ROSARIO CENTRAL 1 – RACING 1: LOS PALOS LE HICIERON LA «GAMBA» AL CAMPEÓN

Foto: @RacingClub

Se salvó la Academia que se llevó un punto de Arroyito en un 1 a 1 tan mentiroso como real. El Canalla hizo méritos para cortar su seguidilla de empates pero tuvo tres tiros en los palos, Gabriel Arias le ahogó otra cantidad de goles prácticamente hechos, y encima el poste de su propio arco le jugó una mala pasada a su arquero para darle el empate a los dirigidos por Eduardo Coudet en un centro de Lisandro López que cerrándose y acabó inflando las redes.

Rosario Central no podrá explicar jamás porqué no ganó en el Gigante. Tuvo las ideas, las buenas intenciones, y marcó una diferencia abismal en las estadísticas con 22 remates al arco contra cinco del último campeón. Sin embargo, Racing, históricamente desafortunado contó con una cuota de suerte que le permitió llevarse un poroto de oro rumbo a Avellaneda que le cortó la racha de tres victorias consecutivas pero le valieron para continuar con un invicto de cinco juegos.

Merecidamente el equipo de Diego Cocca se puso en ventaja antes del cuarto de hora cuando Nahuel Molina mandó un centro desde la derecha y el ex Huracán, Lucas Gamba, sacudió con un remate seco que se tornó inatajable para Arias. Los del «Chacho» Coudet ni siquiera habían insinuado algo de peligro en el área contraria pero se encontraron rápidamente con el fortuito empate. El «Licha» López quiso enviar un centro, la comba hizo lo suyo, Jeremías Ledesma calculó mal y la caprichosa dio en el parante para darle el efecto final e ingresar dentro de la cueva local.

• MATERIAL EXTRAÍDO
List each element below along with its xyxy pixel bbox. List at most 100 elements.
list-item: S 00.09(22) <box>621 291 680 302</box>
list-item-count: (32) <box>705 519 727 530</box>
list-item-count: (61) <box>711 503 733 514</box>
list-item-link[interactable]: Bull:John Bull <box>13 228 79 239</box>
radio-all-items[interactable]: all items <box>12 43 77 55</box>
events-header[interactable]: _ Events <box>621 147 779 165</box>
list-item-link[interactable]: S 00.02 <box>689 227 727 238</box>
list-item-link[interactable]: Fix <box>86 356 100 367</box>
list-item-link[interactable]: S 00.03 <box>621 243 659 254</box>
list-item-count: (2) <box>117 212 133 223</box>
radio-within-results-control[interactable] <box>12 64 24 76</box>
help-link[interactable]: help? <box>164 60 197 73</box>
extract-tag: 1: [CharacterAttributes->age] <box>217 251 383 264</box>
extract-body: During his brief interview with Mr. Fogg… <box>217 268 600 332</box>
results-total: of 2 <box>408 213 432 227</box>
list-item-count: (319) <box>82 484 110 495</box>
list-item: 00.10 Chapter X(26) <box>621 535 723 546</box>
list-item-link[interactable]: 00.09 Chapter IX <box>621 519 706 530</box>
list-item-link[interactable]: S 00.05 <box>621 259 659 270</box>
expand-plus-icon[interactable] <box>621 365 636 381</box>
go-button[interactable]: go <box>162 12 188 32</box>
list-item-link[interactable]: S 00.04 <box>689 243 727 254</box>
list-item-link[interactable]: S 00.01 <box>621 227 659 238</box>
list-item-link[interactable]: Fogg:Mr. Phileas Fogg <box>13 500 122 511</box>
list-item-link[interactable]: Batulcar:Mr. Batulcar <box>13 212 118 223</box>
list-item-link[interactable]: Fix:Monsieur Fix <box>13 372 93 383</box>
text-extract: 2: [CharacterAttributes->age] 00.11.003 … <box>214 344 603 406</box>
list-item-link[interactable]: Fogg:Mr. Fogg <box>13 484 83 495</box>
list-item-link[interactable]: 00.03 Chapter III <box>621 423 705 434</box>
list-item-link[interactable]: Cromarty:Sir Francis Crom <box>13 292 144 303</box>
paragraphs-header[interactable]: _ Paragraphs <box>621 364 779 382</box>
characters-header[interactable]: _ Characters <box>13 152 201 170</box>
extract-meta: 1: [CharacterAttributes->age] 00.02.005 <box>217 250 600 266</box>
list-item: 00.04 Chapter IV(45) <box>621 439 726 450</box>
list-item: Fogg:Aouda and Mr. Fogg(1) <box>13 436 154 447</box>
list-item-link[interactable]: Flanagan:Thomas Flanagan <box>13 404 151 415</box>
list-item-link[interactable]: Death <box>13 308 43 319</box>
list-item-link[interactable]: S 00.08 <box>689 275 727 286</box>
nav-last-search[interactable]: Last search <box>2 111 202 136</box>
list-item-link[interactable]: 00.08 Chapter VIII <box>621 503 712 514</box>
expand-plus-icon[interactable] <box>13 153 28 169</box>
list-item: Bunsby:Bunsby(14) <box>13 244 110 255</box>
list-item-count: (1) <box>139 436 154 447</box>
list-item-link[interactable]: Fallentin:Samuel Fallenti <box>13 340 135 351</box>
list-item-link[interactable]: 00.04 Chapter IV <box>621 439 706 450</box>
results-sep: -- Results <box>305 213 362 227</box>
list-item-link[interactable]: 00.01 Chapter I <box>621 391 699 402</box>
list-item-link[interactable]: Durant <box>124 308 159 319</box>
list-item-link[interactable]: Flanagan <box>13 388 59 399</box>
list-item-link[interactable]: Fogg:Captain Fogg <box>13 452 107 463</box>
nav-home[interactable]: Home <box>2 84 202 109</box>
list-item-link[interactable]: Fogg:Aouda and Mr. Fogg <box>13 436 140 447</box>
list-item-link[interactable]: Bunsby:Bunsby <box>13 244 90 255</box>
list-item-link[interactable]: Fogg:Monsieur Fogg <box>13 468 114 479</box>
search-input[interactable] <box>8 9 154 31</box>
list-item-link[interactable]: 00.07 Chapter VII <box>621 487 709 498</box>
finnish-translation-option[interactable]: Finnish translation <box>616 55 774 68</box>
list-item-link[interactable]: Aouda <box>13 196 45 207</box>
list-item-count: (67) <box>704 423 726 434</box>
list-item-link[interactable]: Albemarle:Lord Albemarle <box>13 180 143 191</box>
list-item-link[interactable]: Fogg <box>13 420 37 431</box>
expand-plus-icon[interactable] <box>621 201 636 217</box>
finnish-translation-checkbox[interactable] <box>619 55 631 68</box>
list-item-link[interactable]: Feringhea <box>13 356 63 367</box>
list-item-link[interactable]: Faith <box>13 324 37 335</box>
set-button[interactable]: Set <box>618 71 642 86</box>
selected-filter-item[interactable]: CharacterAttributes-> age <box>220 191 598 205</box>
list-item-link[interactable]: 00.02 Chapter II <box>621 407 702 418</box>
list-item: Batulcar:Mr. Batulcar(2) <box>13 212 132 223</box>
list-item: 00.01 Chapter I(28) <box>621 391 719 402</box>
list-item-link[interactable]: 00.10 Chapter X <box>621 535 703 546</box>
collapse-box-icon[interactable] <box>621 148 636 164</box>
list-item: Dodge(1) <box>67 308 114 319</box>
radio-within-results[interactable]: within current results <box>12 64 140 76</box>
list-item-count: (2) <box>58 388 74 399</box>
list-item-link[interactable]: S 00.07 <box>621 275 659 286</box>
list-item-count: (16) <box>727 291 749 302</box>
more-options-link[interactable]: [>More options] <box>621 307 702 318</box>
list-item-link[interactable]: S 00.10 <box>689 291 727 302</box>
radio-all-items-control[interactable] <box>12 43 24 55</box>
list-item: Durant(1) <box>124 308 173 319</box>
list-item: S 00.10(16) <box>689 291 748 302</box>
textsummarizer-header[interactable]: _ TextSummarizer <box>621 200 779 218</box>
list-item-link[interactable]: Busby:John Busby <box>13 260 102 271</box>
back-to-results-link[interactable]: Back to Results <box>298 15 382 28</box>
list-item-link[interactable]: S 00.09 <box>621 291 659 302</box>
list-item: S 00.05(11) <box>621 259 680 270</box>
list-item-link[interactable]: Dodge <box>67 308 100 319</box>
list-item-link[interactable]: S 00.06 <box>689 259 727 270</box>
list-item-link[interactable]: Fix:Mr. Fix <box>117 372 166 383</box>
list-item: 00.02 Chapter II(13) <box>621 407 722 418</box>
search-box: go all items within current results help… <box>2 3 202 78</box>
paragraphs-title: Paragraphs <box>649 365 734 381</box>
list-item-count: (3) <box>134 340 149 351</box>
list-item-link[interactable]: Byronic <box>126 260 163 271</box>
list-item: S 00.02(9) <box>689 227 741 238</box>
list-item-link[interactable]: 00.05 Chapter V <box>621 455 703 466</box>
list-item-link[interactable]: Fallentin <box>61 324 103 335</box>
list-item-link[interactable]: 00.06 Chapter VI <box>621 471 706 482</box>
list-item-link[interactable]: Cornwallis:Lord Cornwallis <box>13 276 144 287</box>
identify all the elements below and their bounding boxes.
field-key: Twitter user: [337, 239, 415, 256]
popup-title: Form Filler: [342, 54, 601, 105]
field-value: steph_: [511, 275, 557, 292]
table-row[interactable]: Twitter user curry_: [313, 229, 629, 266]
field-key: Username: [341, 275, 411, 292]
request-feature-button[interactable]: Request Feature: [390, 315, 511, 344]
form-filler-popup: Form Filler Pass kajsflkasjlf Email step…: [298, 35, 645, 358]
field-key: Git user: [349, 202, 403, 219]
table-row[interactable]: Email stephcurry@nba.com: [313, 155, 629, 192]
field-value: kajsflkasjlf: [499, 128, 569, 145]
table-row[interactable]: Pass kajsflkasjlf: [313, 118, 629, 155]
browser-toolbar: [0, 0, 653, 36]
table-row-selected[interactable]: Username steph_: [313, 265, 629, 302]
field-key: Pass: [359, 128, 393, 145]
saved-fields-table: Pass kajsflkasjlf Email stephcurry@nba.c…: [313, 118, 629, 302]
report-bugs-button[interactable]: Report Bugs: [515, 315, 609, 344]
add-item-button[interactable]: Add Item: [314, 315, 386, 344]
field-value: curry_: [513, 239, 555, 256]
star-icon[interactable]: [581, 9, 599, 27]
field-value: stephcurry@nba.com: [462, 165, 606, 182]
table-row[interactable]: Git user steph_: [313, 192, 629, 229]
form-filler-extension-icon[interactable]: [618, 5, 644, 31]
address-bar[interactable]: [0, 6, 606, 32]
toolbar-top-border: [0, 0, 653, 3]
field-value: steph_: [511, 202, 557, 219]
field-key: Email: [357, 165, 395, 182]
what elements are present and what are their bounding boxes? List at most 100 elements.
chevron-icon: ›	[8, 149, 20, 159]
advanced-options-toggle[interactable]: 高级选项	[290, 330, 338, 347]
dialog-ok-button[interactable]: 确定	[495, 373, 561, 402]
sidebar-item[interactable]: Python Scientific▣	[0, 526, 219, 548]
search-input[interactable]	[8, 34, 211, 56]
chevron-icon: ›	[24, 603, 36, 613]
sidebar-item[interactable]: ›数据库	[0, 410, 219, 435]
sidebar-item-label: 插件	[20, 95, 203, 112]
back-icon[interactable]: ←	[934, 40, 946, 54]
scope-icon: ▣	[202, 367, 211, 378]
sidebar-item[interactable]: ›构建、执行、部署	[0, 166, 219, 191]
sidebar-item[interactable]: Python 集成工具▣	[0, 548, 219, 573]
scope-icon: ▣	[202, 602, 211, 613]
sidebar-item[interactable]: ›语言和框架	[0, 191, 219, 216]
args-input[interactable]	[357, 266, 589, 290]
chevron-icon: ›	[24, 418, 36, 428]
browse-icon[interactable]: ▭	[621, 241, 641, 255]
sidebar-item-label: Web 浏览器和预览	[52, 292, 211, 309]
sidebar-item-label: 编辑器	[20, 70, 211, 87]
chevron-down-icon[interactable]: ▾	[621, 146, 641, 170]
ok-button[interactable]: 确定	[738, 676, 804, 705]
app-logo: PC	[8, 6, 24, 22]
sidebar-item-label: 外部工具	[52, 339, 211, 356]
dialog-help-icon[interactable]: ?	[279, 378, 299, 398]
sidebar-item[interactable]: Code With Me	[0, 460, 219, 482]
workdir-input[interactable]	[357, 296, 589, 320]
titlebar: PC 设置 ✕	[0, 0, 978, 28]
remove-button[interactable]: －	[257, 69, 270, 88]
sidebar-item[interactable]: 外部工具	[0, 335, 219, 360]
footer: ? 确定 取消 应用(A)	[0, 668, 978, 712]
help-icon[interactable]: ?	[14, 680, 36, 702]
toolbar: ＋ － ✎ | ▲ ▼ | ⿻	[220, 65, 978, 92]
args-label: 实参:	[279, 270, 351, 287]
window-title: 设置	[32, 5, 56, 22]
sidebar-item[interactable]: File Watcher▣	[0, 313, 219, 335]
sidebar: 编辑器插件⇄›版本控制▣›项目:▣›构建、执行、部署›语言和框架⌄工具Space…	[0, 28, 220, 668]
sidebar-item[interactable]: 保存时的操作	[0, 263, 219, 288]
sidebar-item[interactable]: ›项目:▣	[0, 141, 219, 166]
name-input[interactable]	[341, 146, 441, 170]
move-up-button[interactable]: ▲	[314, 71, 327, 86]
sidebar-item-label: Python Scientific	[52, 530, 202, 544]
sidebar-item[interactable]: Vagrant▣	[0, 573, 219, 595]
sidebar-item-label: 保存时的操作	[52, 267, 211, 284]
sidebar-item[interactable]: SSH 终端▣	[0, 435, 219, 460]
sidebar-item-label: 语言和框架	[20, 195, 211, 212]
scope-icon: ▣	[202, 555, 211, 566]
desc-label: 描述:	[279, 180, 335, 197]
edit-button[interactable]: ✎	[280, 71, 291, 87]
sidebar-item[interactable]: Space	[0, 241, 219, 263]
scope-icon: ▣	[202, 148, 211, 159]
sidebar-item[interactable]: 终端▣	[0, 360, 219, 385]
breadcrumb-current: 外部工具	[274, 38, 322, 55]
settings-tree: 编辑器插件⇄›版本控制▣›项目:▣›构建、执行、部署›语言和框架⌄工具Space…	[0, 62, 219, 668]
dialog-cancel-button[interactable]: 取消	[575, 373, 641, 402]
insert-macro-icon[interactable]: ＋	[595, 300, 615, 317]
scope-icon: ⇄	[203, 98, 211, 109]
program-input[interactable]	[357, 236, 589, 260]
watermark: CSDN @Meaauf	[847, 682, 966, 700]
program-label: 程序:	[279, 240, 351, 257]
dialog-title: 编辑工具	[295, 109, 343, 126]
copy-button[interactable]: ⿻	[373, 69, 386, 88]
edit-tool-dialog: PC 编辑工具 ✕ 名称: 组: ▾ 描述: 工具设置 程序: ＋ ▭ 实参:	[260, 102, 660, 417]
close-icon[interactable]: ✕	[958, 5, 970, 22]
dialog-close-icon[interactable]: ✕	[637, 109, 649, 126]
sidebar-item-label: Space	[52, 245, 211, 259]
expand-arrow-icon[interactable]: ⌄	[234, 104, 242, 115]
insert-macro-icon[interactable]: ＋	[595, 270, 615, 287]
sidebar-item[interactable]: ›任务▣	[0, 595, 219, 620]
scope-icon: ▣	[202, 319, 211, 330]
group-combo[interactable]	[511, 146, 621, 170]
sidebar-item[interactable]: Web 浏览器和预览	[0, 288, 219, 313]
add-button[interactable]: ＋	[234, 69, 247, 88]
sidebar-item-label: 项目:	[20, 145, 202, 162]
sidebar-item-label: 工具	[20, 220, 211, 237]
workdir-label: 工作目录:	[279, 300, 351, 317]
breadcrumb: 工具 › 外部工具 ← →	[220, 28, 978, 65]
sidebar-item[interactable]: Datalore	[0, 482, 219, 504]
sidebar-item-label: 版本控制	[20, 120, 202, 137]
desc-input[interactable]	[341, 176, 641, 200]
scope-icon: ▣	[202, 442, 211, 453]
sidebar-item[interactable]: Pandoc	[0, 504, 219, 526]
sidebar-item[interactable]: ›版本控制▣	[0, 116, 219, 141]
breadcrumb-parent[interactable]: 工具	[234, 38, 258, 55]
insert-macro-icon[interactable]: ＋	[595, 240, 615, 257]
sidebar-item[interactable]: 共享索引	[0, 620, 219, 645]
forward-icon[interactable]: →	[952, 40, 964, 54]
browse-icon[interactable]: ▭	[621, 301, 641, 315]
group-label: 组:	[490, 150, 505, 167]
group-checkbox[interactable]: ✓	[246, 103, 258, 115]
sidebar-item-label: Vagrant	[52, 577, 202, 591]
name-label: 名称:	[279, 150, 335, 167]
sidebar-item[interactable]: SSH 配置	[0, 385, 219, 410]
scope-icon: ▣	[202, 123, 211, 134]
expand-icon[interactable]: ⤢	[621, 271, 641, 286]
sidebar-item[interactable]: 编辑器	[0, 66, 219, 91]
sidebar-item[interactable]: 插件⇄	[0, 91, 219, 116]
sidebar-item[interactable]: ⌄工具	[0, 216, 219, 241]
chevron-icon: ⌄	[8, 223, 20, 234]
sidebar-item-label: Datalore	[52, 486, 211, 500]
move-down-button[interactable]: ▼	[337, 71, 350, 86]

• EJERCICIOS PROPUESTOS
- 1) En la crónica del partido, reescribe el pasaje que comienza con "Se salvó la" y continúa hasta "inflando las redes.", poniendo "Rosario" en lugar de "Arroyito".
- 2) Según la crónica del partido, ¿cuántos remates al arco tuvo Rosario Central?
- 3) Indica si cada afirmación coincide con la crónica del partido y cita las palabras que lo deciden: (a) El gol de Rosario Central llegó tras un centro de Nahuel Molina que remató Lucas Gamba. (b) Racing llegaba con una racha de cinco victorias consecutivas. (c) Rosario Central tuvo tres tiros en los palos.

• RESPUESTAS ESPERADAS
- 1)
Se salvó la Academia que se llevó un punto de Rosario en un 1 a 1 tan mentiroso como real. El Canalla hizo méritos para cortar su seguidilla de empates pero tuvo tres tiros en los palos, Gabriel Arias le ahogó otra cantidad de goles prácticamente hechos, y encima el poste de su propio arco le jugó una mala pasada a su arquero para darle el empate a los dirigidos por Eduardo Coudet en un centro de Lisandro López que cerrándose y acabó inflando las redes.

- 2) Rosario Central tuvo 22 remates al arco.

- 3)
(a) Sí: «Nahuel Molina mandó un centro desde la derecha y el ex Huracán, Lucas Gamba, sacudió con un remate seco».
(b) No: «le cortó la racha de tres victorias consecutivas».
(c) Sí: «tuvo tres tiros en los palos».